Extract each line containing the string "this".
===== Data for processing =====
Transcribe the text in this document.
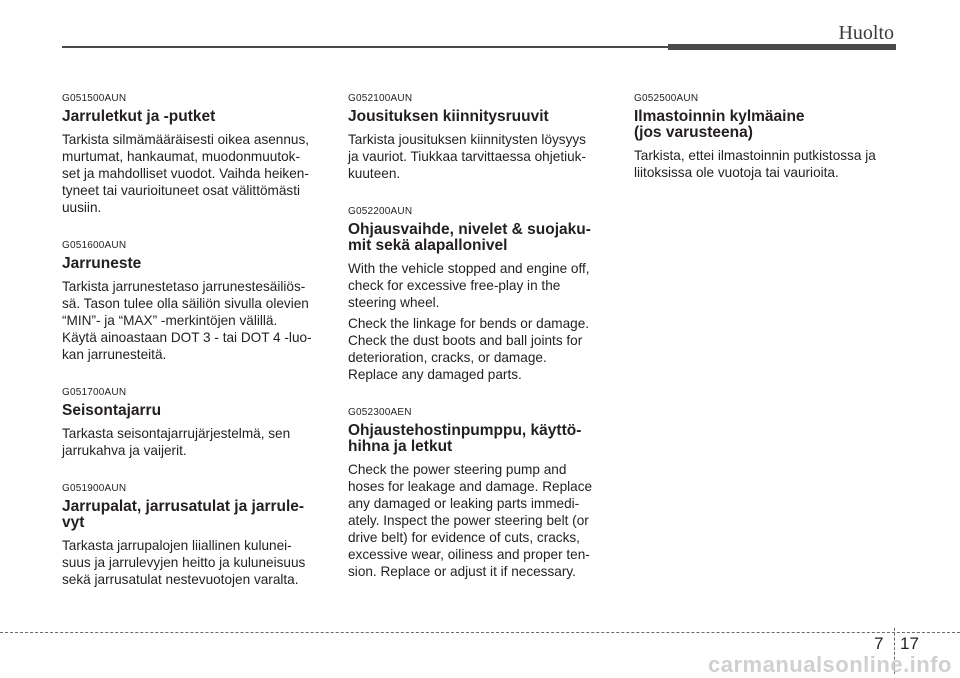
Huolto
G051500AUN
Jarruletkut ja -putket
Tarkista silmämääräisesti oikea asennus,
murtumat, hankaumat, muodonmuutok-
set ja mahdolliset vuodot. Vaihda heiken-
tyneet tai vaurioituneet osat välittömästi
uusiin.
G051600AUN
Jarruneste
Tarkista jarrunestetaso jarrunestesäiliös-
sä. Tason tulee olla säiliön sivulla olevien
“MIN”- ja “MAX” -merkintöjen välillä.
Käytä ainoastaan DOT 3 - tai DOT 4 -luo-
kan jarrunesteitä.
G051700AUN
Seisontajarru
Tarkasta seisontajarrujärjestelmä, sen
jarrukahva ja vaijerit.
G051900AUN
Jarrupalat, jarrusatulat ja jarrule-
vyt
Tarkasta jarrupalojen liiallinen kulunei-
suus ja jarrulevyjen heitto ja kuluneisuus
sekä jarrusatulat nestevuotojen varalta.
G052100AUN
Jousituksen kiinnitysruuvit
Tarkista jousituksen kiinnitysten löysyys
ja vauriot. Tiukkaa tarvittaessa ohjetiuk-
kuuteen.
G052200AUN
Ohjausvaihde, nivelet & suojaku-
mit sekä alapallonivel
With the vehicle stopped and engine off,
check for excessive free-play in the
steering wheel.
Check the linkage for bends or damage.
Check the dust boots and ball joints for
deterioration, cracks, or damage.
Replace any damaged parts.
G052300AEN
Ohjaustehostinpumppu, käyttö-
hihna ja letkut
Check the power steering pump and
hoses for leakage and damage. Replace
any damaged or leaking parts immedi-
ately. Inspect the power steering belt (or
drive belt) for evidence of cuts, cracks,
excessive wear, oiliness and proper ten-
sion. Replace or adjust it if necessary.
G052500AUN
Ilmastoinnin kylmäaine
(jos varusteena)
Tarkista, ettei ilmastoinnin putkistossa ja
liitoksissa ole vuotoja tai vaurioita.
7 17
carmanualsonline.info
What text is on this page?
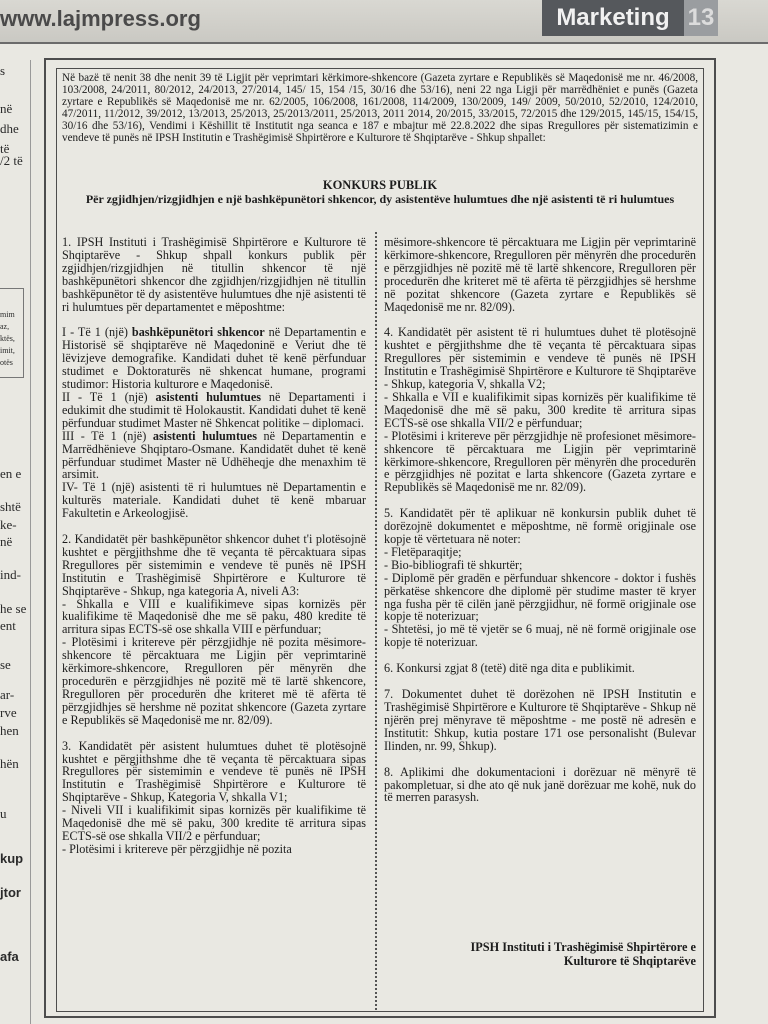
www.lajmpress.org	Marketing 13
s
në
dhe
të
/2 të
mim
az,
ktës,
imit,
otës
en e
shtë
ke-
në
ind-
he se
ent
se
ar-
rve
hen
hën
u
kup
jtor
afa
Në bazë të nenit 38 dhe nenit 39 të Ligjit për veprimtari kërkimore-shkencore (Gazeta zyrtare e Republikës së Maqedonisë me nr. 46/2008, 103/2008, 24/2011, 80/2012, 24/2013, 27/2014, 145/ 15, 154 /15, 30/16 dhe 53/16), neni 22 nga Ligji për marrëdhëniet e punës (Gazeta zyrtare e Republikës së Maqedonisë me nr. 62/2005, 106/2008, 161/2008, 114/2009, 130/2009, 149/ 2009, 50/2010, 52/2010, 124/2010, 47/2011, 11/2012, 39/2012, 13/2013, 25/2013, 25/2013/2011, 25/2013, 2011 2014, 20/2015, 33/2015, 72/2015 dhe 129/2015, 145/15, 154/15, 30/16 dhe 53/16), Vendimi i Këshillit të Institutit nga seanca e 187 e mbajtur më 22.8.2022 dhe sipas Rregullores për sistematizimin e vendeve të punës në IPSH Institutin e Trashëgimisë Shpirtërore e Kulturore të Shqiptarëve - Shkup shpallet:
KONKURS PUBLIK
Për zgjidhjen/rizgjidhjen e një bashkëpunëtori shkencor, dy asistentëve hulumtues dhe një asistenti të ri hulumtues
1. IPSH Instituti i Trashëgimisë Shpirtërore e Kulturore të Shqiptarëve - Shkup shpall konkurs publik për zgjidhjen/rizgjidhjen në titullin shkencor të një bashkëpunëtori shkencor dhe zgjidhjen/rizgjidhjen në titullin bashkëpunëtor të dy asistentëve hulumtues dhe një asistenti të ri hulumtues për departamentet e mëposhtme:
I - Të 1 (një) bashkëpunëtori shkencor në Departamentin e Historisë së shqiptarëve në Maqedoninë e Veriut dhe të lëvizjeve demografike. Kandidati duhet të kenë përfunduar studimet e Doktoraturës në shkencat humane, programi studimor: Historia kulturore e Maqedonisë.
II - Të 1 (një) asistenti hulumtues në Departamenti i edukimit dhe studimit të Holokaustit. Kandidati duhet të kenë përfunduar studimet Master në Shkencat politike – diplomaci.
III - Të 1 (një) asistenti hulumtues në Departamentin e Marrëdhënieve Shqiptaro-Osmane. Kandidatët duhet të kenë përfunduar studimet Master në Udhëheqje dhe menaxhim të arsimit.
IV- Të 1 (një) asistenti të ri hulumtues në Departamentin e kulturës materiale. Kandidati duhet të kenë mbaruar Fakultetin e Arkeologjisë.
2. Kandidatët për bashkëpunëtor shkencor duhet t'i plotësojnë kushtet e përgjithshme dhe të veçanta të përcaktuara sipas Rregullores për sistemimin e vendeve të punës në IPSH Institutin e Trashëgimisë Shpirtërore e Kulturore të Shqiptarëve - Shkup, nga kategoria A, niveli A3:
- Shkalla e VIII e kualifikimeve sipas kornizës për kualifikime të Maqedonisë dhe me së paku, 480 kredite të arritura sipas ECTS-së ose shkalla VIII e përfunduar;
- Plotësimi i kritereve për përzgjidhje në pozita mësimore-shkencore të përcaktuara me Ligjin për veprimtarinë kërkimore-shkencore, Rregulloren për mënyrën dhe procedurën e përzgjidhjes në pozitë më të lartë shkencore, Rregulloren për procedurën dhe kriteret më të afërta të përzgjidhjes së hershme në pozitat shkencore (Gazeta zyrtare e Republikës së Maqedonisë me nr. 82/09).
3. Kandidatët për asistent hulumtues duhet të plotësojnë kushtet e përgjithshme dhe të veçanta të përcaktuara sipas Rregullores për sistemimin e vendeve të punës në IPSH Institutin e Trashëgimisë Shpirtërore e Kulturore të Shqiptarëve - Shkup, Kategoria V, shkalla V1;
- Niveli VII i kualifikimit sipas kornizës për kualifikime të Maqedonisë dhe më së paku, 300 kredite të arritura sipas ECTS-së ose shkalla VII/2 e përfunduar;
- Plotësimi i kritereve për përzgjidhje në pozita
mësimore-shkencore të përcaktuara me Ligjin për veprimtarinë kërkimore-shkencore, Rregulloren për mënyrën dhe procedurën e përzgjidhjes në pozitë më të lartë shkencore, Rregulloren për procedurën dhe kriteret më të afërta të përzgjidhjes së hershme në pozitat shkencore (Gazeta zyrtare e Republikës së Maqedonisë me nr. 82/09).
4. Kandidatët për asistent të ri hulumtues duhet të plotësojnë kushtet e përgjithshme dhe të veçanta të përcaktuara sipas Rregullores për sistemimin e vendeve të punës në IPSH Institutin e Trashëgimisë Shpirtërore e Kulturore të Shqiptarëve - Shkup, kategoria V, shkalla V2;
- Shkalla e VII e kualifikimit sipas kornizës për kualifikime të Maqedonisë dhe më së paku, 300 kredite të arritura sipas ECTS-së ose shkalla VII/2 e përfunduar;
- Plotësimi i kritereve për përzgjidhje në profesionet mësimore-shkencore të përcaktuara me Ligjin për veprimtarinë kërkimore-shkencore, Rregulloren për mënyrën dhe procedurën e përzgjidhjes në pozitat e larta shkencore (Gazeta zyrtare e Republikës së Maqedonisë me nr. 82/09).
5. Kandidatët për të aplikuar në konkursin publik duhet të dorëzojnë dokumentet e mëposhtme, në formë origjinale ose kopje të vërtetuara në noter:
- Fletëparaqitje;
- Bio-bibliografi të shkurtër;
- Diplomë për gradën e përfunduar shkencore - doktor i fushës përkatëse shkencore dhe diplomë për studime master të kryer nga fusha për të cilën janë përzgjidhur, në formë origjinale ose kopje të noterizuar;
- Shtetësi, jo më të vjetër se 6 muaj, në në formë origjinale ose kopje të noterizuar.
6. Konkursi zgjat 8 (tetë) ditë nga dita e publikimit.
7. Dokumentet duhet të dorëzohen në IPSH Institutin e Trashëgimisë Shpirtërore e Kulturore të Shqiptarëve - Shkup në njërën prej mënyrave të mëposhtme - me postë në adresën e Institutit: Shkup, kutia postare 171 ose personalisht (Bulevar Ilinden, nr. 99, Shkup).
8. Aplikimi dhe dokumentacioni i dorëzuar në mënyrë të pakompletuar, si dhe ato që nuk janë dorëzuar me kohë, nuk do të merren parasysh.
IPSH Instituti i Trashëgimisë Shpirtërore e
Kulturore të Shqiptarëve
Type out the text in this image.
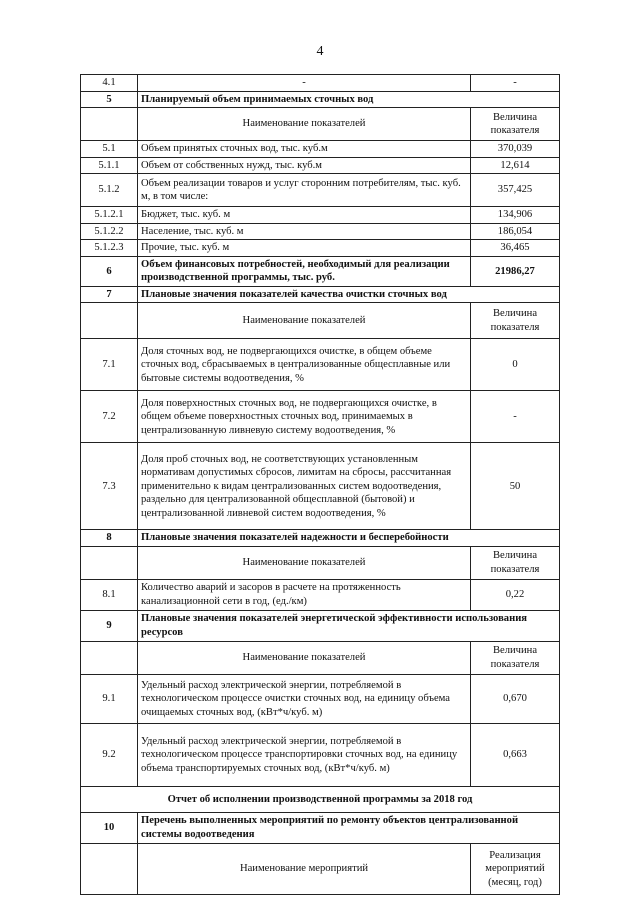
4
4.1	-	-
5	Планируемый объем принимаемых сточных вод	
	Наименование показателей	Величина показателя
5.1	Объем принятых сточных вод, тыс. куб.м	370,039
5.1.1	Объем от собственных нужд, тыс. куб.м	12,614
5.1.2	Объем реализации товаров и услуг сторонним потребителям, тыс. куб. м, в том числе:	357,425
5.1.2.1	Бюджет, тыс. куб. м	134,906
5.1.2.2	Население, тыс. куб. м	186,054
5.1.2.3	Прочие, тыс. куб. м	36,465
6	Объем финансовых потребностей, необходимый для реализации производственной программы, тыс. руб.	21986,27
7	Плановые значения показателей качества очистки сточных вод	
	Наименование показателей	Величина показателя
7.1	Доля сточных вод, не подвергающихся очистке, в общем объеме сточных вод, сбрасываемых в централизованные общесплавные или бытовые системы водоотведения, %	0
7.2	Доля поверхностных сточных вод, не подвергающихся очистке, в общем объеме поверхностных сточных вод, принимаемых в централизованную ливневую систему водоотведения, %	-
7.3	Доля проб сточных вод, не соответствующих установленным нормативам допустимых сбросов, лимитам на сбросы, рассчитанная применительно к видам централизованных систем водоотведения, раздельно для централизованной общесплавной (бытовой) и централизованной ливневой систем водоотведения, %	50
8	Плановые значения показателей надежности и бесперебойности	
	Наименование показателей	Величина показателя
8.1	Количество аварий и засоров в расчете на протяженность канализационной сети в год, (ед./км)	0,22
9	Плановые значения показателей энергетической эффективности использования ресурсов	
	Наименование показателей	Величина показателя
9.1	Удельный расход электрической энергии, потребляемой в технологическом процессе очистки сточных вод, на единицу объема очищаемых сточных вод, (кВт*ч/куб. м)	0,670
9.2	Удельный расход электрической энергии, потребляемой в технологическом процессе транспортировки сточных вод, на единицу объема транспортируемых сточных вод, (кВт*ч/куб. м)	0,663
Отчет об исполнении производственной программы за 2018 год		
10	Перечень выполненных мероприятий по ремонту объектов централизованной системы водоотведения	
	Наименование мероприятий	Реализация мероприятий (месяц, год)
=====
- _Expected answer_:
Transcribe the text in this document.
What text is on this page?
Type out the text in this image.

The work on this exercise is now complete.